Start of INPUT

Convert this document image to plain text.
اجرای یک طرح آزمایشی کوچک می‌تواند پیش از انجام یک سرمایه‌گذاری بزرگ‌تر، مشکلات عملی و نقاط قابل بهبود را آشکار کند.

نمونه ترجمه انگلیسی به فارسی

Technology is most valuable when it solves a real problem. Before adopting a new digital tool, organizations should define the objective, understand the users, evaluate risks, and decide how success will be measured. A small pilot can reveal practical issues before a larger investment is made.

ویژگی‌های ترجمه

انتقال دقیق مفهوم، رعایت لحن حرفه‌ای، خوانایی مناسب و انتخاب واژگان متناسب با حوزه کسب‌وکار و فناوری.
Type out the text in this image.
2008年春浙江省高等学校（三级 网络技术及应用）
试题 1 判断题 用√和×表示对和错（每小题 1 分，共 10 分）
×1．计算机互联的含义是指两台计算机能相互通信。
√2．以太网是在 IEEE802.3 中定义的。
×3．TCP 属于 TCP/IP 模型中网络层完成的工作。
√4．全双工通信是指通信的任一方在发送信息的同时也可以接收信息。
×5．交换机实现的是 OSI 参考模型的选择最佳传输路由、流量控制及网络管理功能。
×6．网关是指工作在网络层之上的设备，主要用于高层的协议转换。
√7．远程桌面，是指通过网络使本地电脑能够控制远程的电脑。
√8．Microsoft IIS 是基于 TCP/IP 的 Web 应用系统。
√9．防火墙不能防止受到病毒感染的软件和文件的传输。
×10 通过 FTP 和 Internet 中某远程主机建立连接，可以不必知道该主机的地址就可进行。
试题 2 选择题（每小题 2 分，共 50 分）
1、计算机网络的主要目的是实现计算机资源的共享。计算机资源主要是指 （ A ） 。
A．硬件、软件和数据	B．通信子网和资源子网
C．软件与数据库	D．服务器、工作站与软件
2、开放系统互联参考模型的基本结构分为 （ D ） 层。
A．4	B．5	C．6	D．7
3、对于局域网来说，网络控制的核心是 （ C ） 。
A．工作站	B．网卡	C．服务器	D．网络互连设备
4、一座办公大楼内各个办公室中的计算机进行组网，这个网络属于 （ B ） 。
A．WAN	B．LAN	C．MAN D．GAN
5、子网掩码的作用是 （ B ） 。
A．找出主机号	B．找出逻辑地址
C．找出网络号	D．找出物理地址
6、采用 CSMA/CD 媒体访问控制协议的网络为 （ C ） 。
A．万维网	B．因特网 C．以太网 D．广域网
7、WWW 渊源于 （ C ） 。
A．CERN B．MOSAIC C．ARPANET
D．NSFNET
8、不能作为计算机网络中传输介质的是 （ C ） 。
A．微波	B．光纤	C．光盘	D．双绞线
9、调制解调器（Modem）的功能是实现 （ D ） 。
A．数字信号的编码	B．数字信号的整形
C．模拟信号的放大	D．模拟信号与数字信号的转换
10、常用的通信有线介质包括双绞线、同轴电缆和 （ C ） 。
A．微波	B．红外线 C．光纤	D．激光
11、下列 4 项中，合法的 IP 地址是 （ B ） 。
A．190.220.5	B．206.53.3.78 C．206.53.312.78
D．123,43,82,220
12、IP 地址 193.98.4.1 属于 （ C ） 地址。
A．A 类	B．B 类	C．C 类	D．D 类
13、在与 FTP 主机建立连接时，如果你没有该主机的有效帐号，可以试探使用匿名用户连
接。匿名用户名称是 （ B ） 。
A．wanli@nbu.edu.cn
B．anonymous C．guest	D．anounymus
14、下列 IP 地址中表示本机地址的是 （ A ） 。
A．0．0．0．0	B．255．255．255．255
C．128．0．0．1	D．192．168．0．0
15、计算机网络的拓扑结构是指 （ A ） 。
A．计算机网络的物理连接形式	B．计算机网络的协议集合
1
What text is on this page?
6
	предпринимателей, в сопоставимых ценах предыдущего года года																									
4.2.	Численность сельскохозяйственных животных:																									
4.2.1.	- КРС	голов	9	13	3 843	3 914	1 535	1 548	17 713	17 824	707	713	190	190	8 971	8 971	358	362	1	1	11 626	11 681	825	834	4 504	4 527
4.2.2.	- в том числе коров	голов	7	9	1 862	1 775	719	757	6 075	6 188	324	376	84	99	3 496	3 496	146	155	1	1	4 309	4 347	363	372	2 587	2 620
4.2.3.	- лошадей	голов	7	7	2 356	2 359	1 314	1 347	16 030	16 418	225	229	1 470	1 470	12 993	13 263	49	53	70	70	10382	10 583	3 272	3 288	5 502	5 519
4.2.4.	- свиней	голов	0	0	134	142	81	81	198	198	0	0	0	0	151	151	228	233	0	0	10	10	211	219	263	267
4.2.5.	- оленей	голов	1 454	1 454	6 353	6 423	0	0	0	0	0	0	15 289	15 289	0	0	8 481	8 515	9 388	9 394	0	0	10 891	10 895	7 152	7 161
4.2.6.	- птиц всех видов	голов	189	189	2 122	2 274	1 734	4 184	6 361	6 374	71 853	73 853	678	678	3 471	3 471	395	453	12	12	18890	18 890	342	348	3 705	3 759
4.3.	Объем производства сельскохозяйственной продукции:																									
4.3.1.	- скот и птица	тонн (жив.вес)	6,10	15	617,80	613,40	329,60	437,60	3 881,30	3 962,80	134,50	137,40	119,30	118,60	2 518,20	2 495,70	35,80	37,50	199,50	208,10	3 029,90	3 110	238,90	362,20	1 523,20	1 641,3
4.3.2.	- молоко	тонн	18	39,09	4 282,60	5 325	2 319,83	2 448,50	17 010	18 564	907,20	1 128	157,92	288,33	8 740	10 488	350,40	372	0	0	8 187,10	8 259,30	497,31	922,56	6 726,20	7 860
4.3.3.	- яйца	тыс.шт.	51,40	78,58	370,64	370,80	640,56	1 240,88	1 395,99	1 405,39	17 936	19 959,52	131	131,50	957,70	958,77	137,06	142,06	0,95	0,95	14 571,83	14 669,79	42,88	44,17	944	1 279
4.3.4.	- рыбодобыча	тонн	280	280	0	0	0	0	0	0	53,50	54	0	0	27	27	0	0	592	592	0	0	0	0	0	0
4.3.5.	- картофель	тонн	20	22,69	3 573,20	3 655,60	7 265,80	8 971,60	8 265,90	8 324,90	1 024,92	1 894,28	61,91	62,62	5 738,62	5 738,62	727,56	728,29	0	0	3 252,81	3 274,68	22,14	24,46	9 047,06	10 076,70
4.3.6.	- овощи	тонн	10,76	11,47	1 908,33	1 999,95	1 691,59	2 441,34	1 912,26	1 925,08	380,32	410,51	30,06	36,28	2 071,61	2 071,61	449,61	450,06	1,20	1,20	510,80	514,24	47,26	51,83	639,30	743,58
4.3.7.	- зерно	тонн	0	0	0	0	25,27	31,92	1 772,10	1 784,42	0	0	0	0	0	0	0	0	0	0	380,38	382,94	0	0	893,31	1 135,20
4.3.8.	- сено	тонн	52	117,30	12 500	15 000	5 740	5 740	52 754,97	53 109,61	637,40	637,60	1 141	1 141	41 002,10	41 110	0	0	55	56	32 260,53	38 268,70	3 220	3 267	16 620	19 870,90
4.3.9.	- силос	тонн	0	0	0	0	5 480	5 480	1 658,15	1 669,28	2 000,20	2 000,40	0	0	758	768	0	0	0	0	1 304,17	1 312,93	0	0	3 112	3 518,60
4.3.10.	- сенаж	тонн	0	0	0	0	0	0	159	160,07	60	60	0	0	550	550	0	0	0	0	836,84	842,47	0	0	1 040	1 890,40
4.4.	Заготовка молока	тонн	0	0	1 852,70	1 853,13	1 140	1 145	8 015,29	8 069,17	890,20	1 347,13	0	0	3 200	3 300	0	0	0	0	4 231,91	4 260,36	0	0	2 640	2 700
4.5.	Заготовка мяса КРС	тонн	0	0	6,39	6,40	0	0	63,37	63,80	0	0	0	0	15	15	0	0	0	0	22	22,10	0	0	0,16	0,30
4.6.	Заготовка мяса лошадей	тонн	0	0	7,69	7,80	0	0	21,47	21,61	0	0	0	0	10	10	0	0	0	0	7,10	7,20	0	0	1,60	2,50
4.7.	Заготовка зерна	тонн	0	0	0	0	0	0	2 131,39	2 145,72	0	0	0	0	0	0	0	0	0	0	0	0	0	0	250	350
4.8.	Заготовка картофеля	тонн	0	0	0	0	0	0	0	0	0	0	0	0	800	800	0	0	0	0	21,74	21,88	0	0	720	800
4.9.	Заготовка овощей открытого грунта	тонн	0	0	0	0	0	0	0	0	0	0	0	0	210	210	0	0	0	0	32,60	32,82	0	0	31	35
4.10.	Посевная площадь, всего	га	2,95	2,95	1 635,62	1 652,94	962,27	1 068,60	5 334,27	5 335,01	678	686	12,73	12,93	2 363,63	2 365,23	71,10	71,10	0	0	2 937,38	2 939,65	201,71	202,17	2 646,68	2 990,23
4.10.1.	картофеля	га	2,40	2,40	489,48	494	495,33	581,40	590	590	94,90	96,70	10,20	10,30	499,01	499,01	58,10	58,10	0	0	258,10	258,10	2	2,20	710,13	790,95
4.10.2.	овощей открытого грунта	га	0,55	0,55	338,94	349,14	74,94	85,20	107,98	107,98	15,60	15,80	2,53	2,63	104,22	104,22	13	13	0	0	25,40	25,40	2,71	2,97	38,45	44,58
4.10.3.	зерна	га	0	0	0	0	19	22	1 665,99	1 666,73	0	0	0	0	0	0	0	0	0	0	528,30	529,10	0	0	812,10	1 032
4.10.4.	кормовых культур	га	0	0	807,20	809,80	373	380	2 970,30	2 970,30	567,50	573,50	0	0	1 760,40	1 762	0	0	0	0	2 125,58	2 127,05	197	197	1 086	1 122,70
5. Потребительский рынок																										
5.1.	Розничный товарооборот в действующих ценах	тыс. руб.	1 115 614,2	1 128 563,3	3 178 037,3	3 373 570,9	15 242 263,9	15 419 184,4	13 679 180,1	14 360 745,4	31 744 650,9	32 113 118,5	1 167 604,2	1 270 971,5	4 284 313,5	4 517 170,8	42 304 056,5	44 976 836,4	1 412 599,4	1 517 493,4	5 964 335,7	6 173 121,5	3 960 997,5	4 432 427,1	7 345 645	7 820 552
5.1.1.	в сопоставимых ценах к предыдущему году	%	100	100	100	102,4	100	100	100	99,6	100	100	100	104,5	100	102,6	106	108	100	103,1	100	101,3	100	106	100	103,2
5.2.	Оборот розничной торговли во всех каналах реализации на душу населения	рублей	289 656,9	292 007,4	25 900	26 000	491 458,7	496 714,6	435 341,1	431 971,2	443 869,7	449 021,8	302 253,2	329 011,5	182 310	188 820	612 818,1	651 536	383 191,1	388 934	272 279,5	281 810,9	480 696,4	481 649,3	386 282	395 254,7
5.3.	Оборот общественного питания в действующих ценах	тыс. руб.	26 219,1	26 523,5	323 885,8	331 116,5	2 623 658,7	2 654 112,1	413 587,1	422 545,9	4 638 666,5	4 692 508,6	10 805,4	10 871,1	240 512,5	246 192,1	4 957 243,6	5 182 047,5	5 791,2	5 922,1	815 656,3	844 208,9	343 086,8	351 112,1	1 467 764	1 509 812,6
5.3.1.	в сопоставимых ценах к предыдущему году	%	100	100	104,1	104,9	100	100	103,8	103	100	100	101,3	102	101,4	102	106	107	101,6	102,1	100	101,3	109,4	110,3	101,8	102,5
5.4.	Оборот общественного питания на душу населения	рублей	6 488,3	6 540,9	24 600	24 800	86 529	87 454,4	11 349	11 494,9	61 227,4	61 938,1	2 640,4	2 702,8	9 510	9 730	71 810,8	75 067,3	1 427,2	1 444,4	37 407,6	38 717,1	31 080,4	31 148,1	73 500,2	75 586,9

End of INPUT

• TASK TO CARRY OUT:
Review the material and copy each line in which the word "предыдущему" appears.

• REPLY TO THE EXERCISE:
5.1.1.	в сопоставимых ценах к предыдущему году	%	100	100	100	102,4	100	100	100	99,6	100	100	100	104,5	100	102,6	106	108	100	103,1	100	101,3	100	106	100	103,2
5.3.1.	в сопоставимых ценах к предыдущему году	%	100	100	104,1	104,9	100	100	103,8	103	100	100	101,3	102	101,4	102	106	107	101,6	102,1	100	101,3	109,4	110,3	101,8	102,5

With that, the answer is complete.